* Requirement
Pictures are not part of the answer. Return the lines from the one containing "What's the underlying" through the end of the data, both included, exactly as they appear.

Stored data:
* begin *
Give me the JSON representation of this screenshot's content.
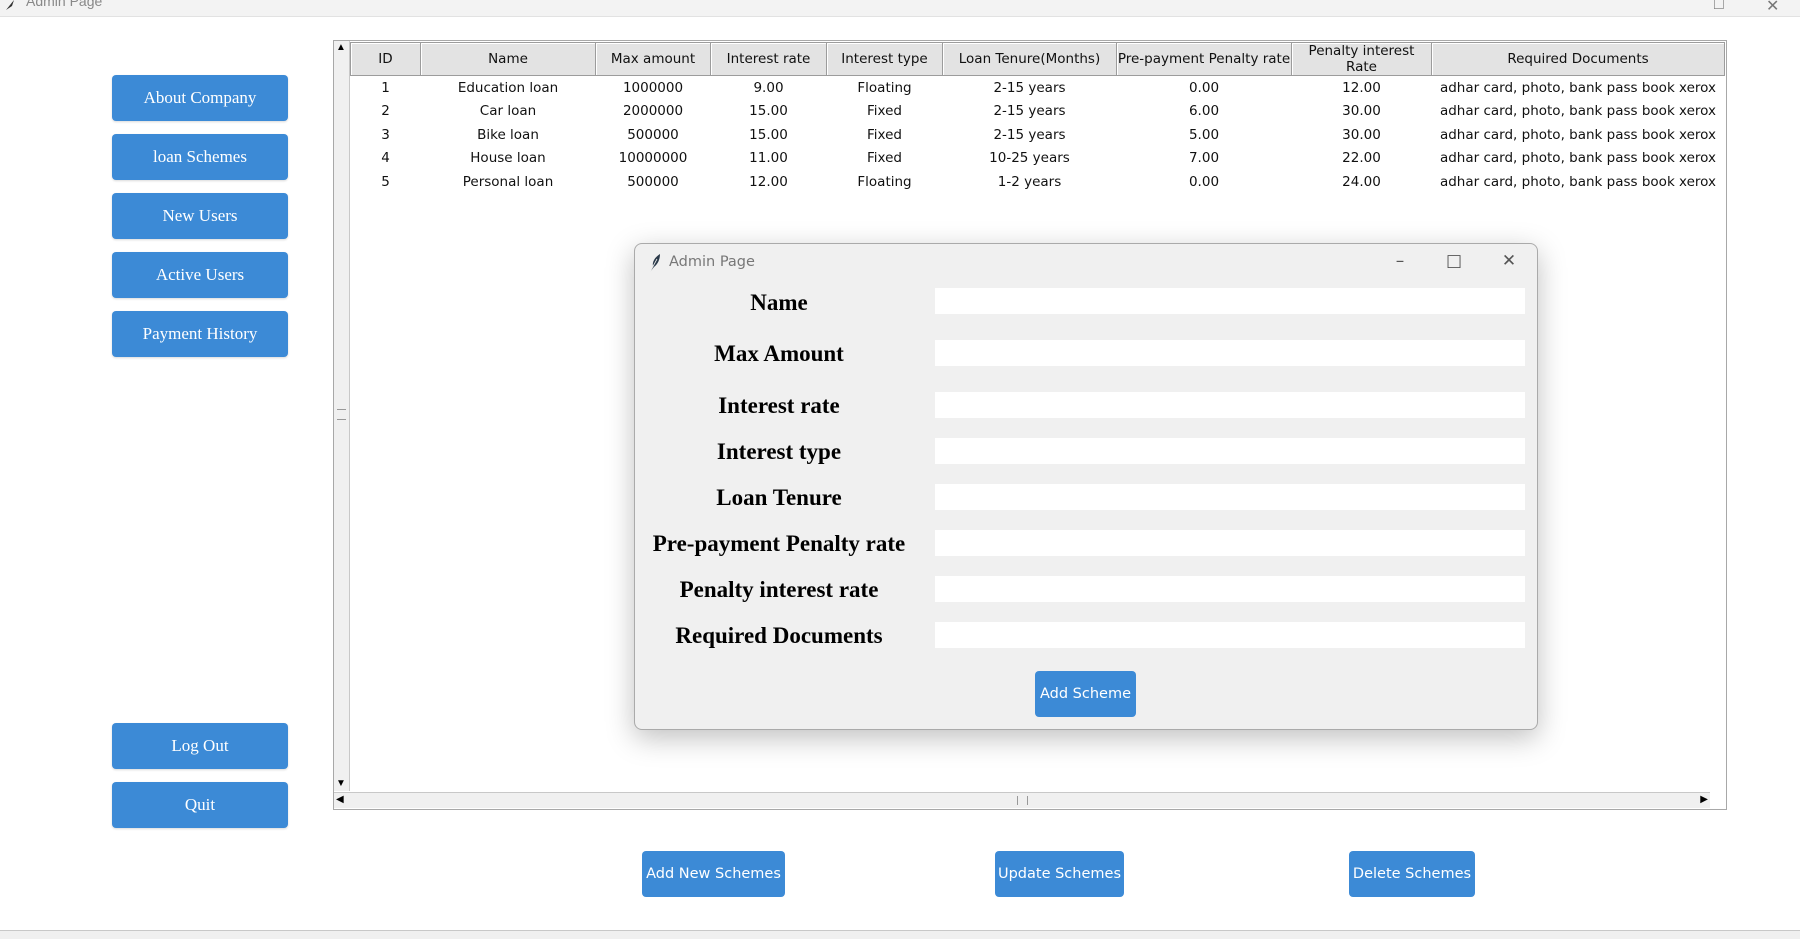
{
  "window": {
    "title": "Admin Page"
  },
  "sidebar": {
    "items": [
      {
        "label": "About Company"
      },
      {
        "label": "loan Schemes"
      },
      {
        "label": "New Users"
      },
      {
        "label": "Active Users"
      },
      {
        "label": "Payment History"
      }
    ],
    "logout_label": "Log Out",
    "quit_label": "Quit"
  },
  "table": {
    "columns": [
      "ID",
      "Name",
      "Max amount",
      "Interest rate",
      "Interest type",
      "Loan Tenure(Months)",
      "Pre-payment Penalty rate",
      "Penalty interest Rate",
      "Required Documents"
    ],
    "rows": [
      [
        "1",
        "Education loan",
        "1000000",
        "9.00",
        "Floating",
        "2-15 years",
        "0.00",
        "12.00",
        "adhar card, photo, bank pass book xerox"
      ],
      [
        "2",
        "Car loan",
        "2000000",
        "15.00",
        "Fixed",
        "2-15 years",
        "6.00",
        "30.00",
        "adhar card, photo, bank pass book xerox"
      ],
      [
        "3",
        "Bike loan",
        "500000",
        "15.00",
        "Fixed",
        "2-15 years",
        "5.00",
        "30.00",
        "adhar card, photo, bank pass book xerox"
      ],
      [
        "4",
        "House loan",
        "10000000",
        "11.00",
        "Fixed",
        "10-25 years",
        "7.00",
        "22.00",
        "adhar card, photo, bank pass book xerox"
      ],
      [
        "5",
        "Personal loan",
        "500000",
        "12.00",
        "Floating",
        "1-2 years",
        "0.00",
        "24.00",
        "adhar card, photo, bank pass book xerox"
      ]
    ]
  },
  "actions": {
    "add_label": "Add New Schemes",
    "update_label": "Update Schemes",
    "delete_label": "Delete Schemes"
  },
  "dialog": {
    "title": "Admin Page",
    "fields": [
      {
        "label": "Name",
        "value": ""
      },
      {
        "label": "Max Amount",
        "value": ""
      },
      {
        "label": "Interest rate",
        "value": ""
      },
      {
        "label": "Interest type",
        "value": ""
      },
      {
        "label": "Loan Tenure",
        "value": ""
      },
      {
        "label": "Pre-payment Penalty rate",
        "value": ""
      },
      {
        "label": "Penalty interest rate",
        "value": ""
      },
      {
        "label": "Required Documents",
        "value": ""
      }
    ],
    "submit_label": "Add Scheme"
  },
  "colors": {
    "accent": "#3c8ad6",
    "dialog_bg": "#f0f0f0",
    "header_bg": "#e3e3e3"
  },
  "icons": [
    "feather-icon",
    "minimize-icon",
    "maximize-icon",
    "close-icon"
  ]
}
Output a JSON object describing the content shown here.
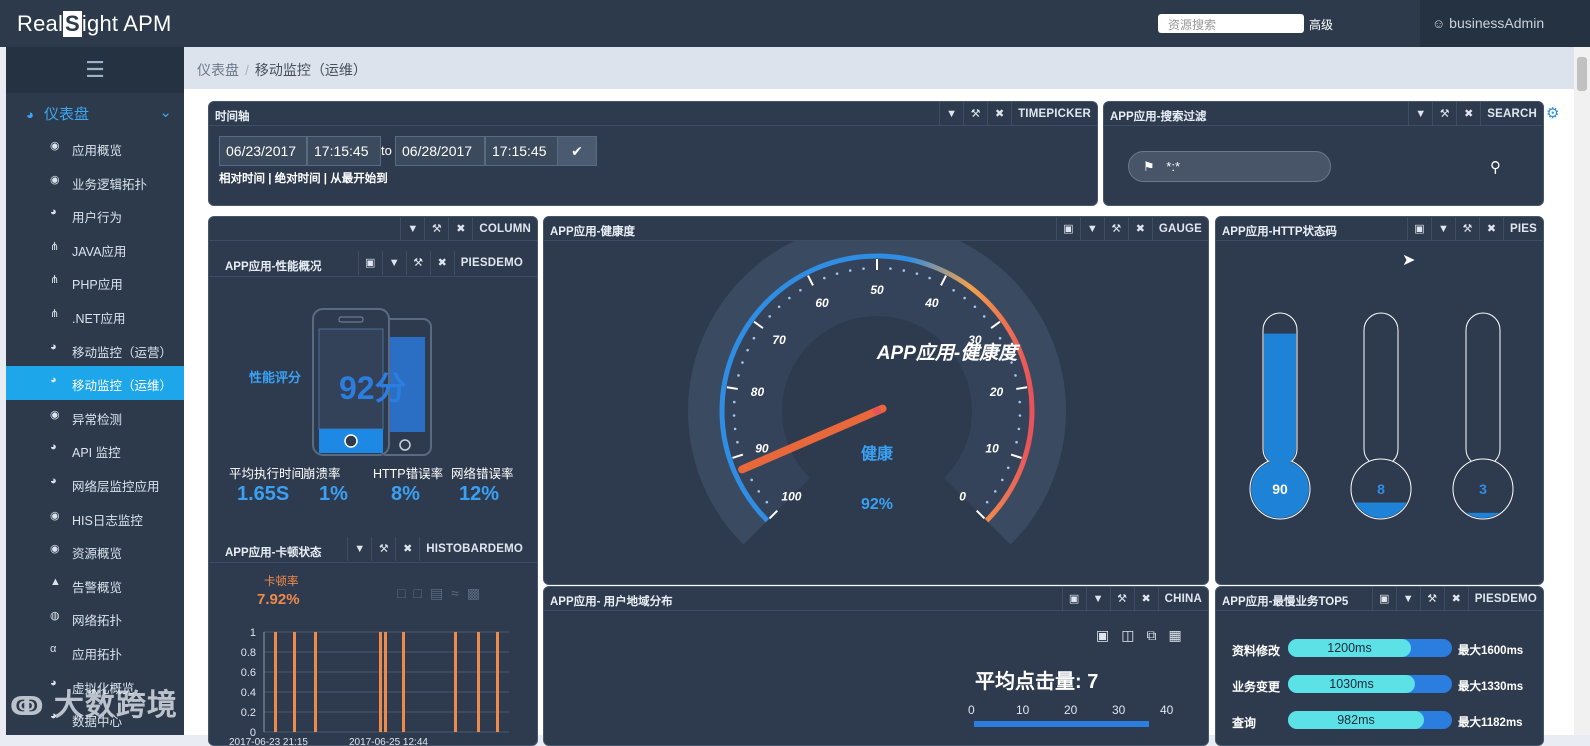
{
  "brand": {
    "logo_text_left": "Real",
    "logo_text_mid": "S",
    "logo_text_right": "ight APM"
  },
  "header": {
    "search_placeholder": "资源搜索",
    "advanced_label": "高级",
    "user_name": "businessAdmin"
  },
  "sidebar": {
    "dashboard_label": "仪表盘",
    "items": [
      {
        "icon": "globe-icon",
        "glyph": "◉",
        "label": "应用概览"
      },
      {
        "icon": "globe-icon",
        "glyph": "◉",
        "label": "业务逻辑拓扑"
      },
      {
        "icon": "dashboard-icon",
        "glyph": "◕",
        "label": "用户行为"
      },
      {
        "icon": "sitemap-icon",
        "glyph": "⋔",
        "label": "JAVA应用"
      },
      {
        "icon": "sitemap-icon",
        "glyph": "⋔",
        "label": "PHP应用"
      },
      {
        "icon": "sitemap-icon",
        "glyph": "⋔",
        "label": ".NET应用"
      },
      {
        "icon": "dashboard-icon",
        "glyph": "◕",
        "label": "移动监控（运营）"
      },
      {
        "icon": "dashboard-icon",
        "glyph": "◕",
        "label": "移动监控（运维）",
        "active": true
      },
      {
        "icon": "globe-icon",
        "glyph": "◉",
        "label": "异常检测"
      },
      {
        "icon": "dashboard-icon",
        "glyph": "◕",
        "label": "API 监控"
      },
      {
        "icon": "dashboard-icon",
        "glyph": "◕",
        "label": "网络层监控应用"
      },
      {
        "icon": "globe-icon",
        "glyph": "◉",
        "label": "HIS日志监控"
      },
      {
        "icon": "globe-icon",
        "glyph": "◉",
        "label": "资源概览"
      },
      {
        "icon": "warning-icon",
        "glyph": "▲",
        "label": "告警概览"
      },
      {
        "icon": "basketball-icon",
        "glyph": "◍",
        "label": "网络拓扑"
      },
      {
        "icon": "alpha-icon",
        "glyph": "α",
        "label": "应用拓扑"
      },
      {
        "icon": "dashboard-icon",
        "glyph": "◕",
        "label": "虚拟化概览"
      },
      {
        "icon": "dashboard-icon",
        "glyph": "◕",
        "label": "数据中心"
      }
    ]
  },
  "breadcrumb": {
    "root": "仪表盘",
    "current": "移动监控（运维）"
  },
  "timeline_panel": {
    "title": "时间轴",
    "type_label": "TIMEPICKER",
    "start_date": "06/23/2017",
    "start_time": "17:15:45",
    "to_label": "to",
    "end_date": "06/28/2017",
    "end_time": "17:15:45",
    "links": "相对时间 | 绝对时间 | 从最开始到"
  },
  "search_panel": {
    "title": "APP应用-搜索过滤",
    "type_label": "SEARCH",
    "query": "*:*"
  },
  "column_panel": {
    "type_label": "COLUMN"
  },
  "perf_panel": {
    "title": "APP应用-性能概况",
    "type_label": "PIESDEMO",
    "score_label": "性能评分",
    "score": "92分",
    "metrics": [
      {
        "label": "平均执行时间",
        "value": "1.65S"
      },
      {
        "label": "崩溃率",
        "value": "1%"
      },
      {
        "label": "HTTP错误率",
        "value": "8%"
      },
      {
        "label": "网络错误率",
        "value": "12%"
      }
    ]
  },
  "stutter_panel": {
    "title": "APP应用-卡顿状态",
    "type_label": "HISTOBARDEMO",
    "rate_label": "卡顿率",
    "rate_value": "7.92%",
    "chart_data": {
      "type": "bar",
      "values": [
        1,
        1,
        1,
        1,
        1,
        1,
        1,
        1,
        1
      ],
      "ylim": [
        0,
        1
      ],
      "yticks": [
        "1",
        "0.8",
        "0.6",
        "0.4",
        "0.2",
        "0"
      ],
      "xlabels": [
        "2017-06-23 21:15",
        "2017-06-25 12:44"
      ]
    }
  },
  "health_panel": {
    "title": "APP应用-健康度",
    "type_label": "GAUGE",
    "chart_data": {
      "type": "gauge",
      "title": "APP应用-健康度",
      "value": 92,
      "min": 100,
      "max": 0,
      "ticks": [
        "100",
        "90",
        "80",
        "70",
        "60",
        "50",
        "40",
        "30",
        "20",
        "10",
        "0"
      ],
      "status_label": "健康",
      "value_label": "92%"
    }
  },
  "http_panel": {
    "title": "APP应用-HTTP状态码",
    "type_label": "PIES",
    "chart_data": {
      "type": "bar",
      "values": [
        90,
        8,
        3
      ],
      "value_labels": [
        "90",
        "8",
        "3"
      ],
      "ylim": [
        0,
        100
      ]
    }
  },
  "geo_panel": {
    "title": "APP应用- 用户地域分布",
    "type_label": "CHINA",
    "avg_label": "平均点击量: 7",
    "axis_ticks": [
      "0",
      "10",
      "20",
      "30",
      "40"
    ]
  },
  "slow_panel": {
    "title": "APP应用-最慢业务TOP5",
    "type_label": "PIESDEMO",
    "chart_data": {
      "type": "bar",
      "categories": [
        "资料修改",
        "业务变更",
        "查询"
      ],
      "series": [
        {
          "values": [
            1200,
            1030,
            982
          ]
        },
        {
          "values": [
            1600,
            1330,
            1182
          ]
        }
      ],
      "value_labels": [
        "1200ms",
        "1030ms",
        "982ms"
      ],
      "max_labels": [
        "最大1600ms",
        "最大1330ms",
        "最大1182ms"
      ]
    }
  },
  "watermark": {
    "text": "大数跨境"
  },
  "colors": {
    "accent": "#1ea6ea",
    "panel": "#2e3b4e",
    "blue_value": "#3aa0f3",
    "orange": "#f08a4b"
  }
}
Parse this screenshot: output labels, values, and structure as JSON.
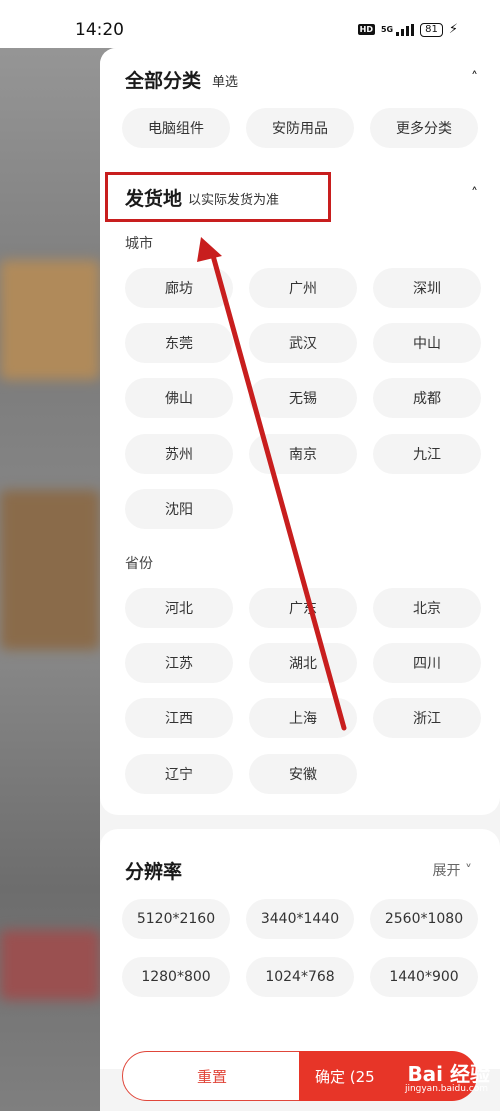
{
  "status": {
    "time": "14:20",
    "hd": "HD",
    "network": "5G",
    "battery": "81"
  },
  "category": {
    "title": "全部分类",
    "subtitle": "单选",
    "chips": [
      "电脑组件",
      "安防用品",
      "更多分类"
    ]
  },
  "shipping": {
    "title": "发货地",
    "subtitle": "以实际发货为准",
    "city_label": "城市",
    "cities": [
      "廊坊",
      "广州",
      "深圳",
      "东莞",
      "武汉",
      "中山",
      "佛山",
      "无锡",
      "成都",
      "苏州",
      "南京",
      "九江",
      "沈阳"
    ],
    "province_label": "省份",
    "provinces": [
      "河北",
      "广东",
      "北京",
      "江苏",
      "湖北",
      "四川",
      "江西",
      "上海",
      "浙江",
      "辽宁",
      "安徽"
    ]
  },
  "resolution": {
    "title": "分辨率",
    "expand_label": "展开",
    "chips": [
      "5120*2160",
      "3440*1440",
      "2560*1080",
      "1280*800",
      "1024*768",
      "1440*900"
    ]
  },
  "footer": {
    "reset_label": "重置",
    "confirm_label": "确定 (25"
  },
  "watermark": {
    "brand": "Bai 经验",
    "url": "jingyan.baidu.com"
  },
  "colors": {
    "accent": "#e73528",
    "annotation": "#c81e1e"
  }
}
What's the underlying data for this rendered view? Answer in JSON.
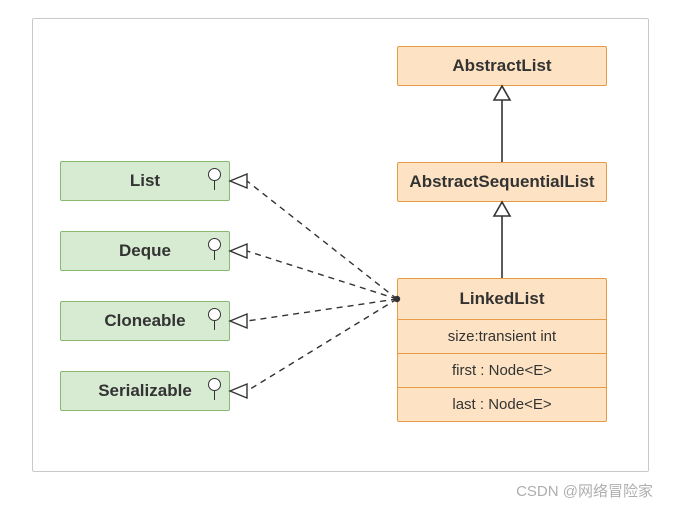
{
  "classes": {
    "abstractList": "AbstractList",
    "abstractSequentialList": "AbstractSequentialList",
    "linkedList": {
      "name": "LinkedList",
      "fields": [
        "size:transient int",
        "first : Node<E>",
        "last : Node<E>"
      ]
    }
  },
  "interfaces": [
    "List",
    "Deque",
    "Cloneable",
    "Serializable"
  ],
  "watermark": "CSDN @网络冒险家"
}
* end *
* Reply to the task
What's the underlying data for this rendered view? Answer in JSON.
{
  "classes": {
    "abstractList": "AbstractList",
    "abstractSequentialList": "AbstractSequentialList",
    "linkedList": {
      "name": "LinkedList",
      "fields": [
        "size:transient int",
        "first : Node<E>",
        "last : Node<E>"
      ]
    }
  },
  "interfaces": [
    "List",
    "Deque",
    "Cloneable",
    "Serializable"
  ],
  "watermark": "CSDN @网络冒险家"
}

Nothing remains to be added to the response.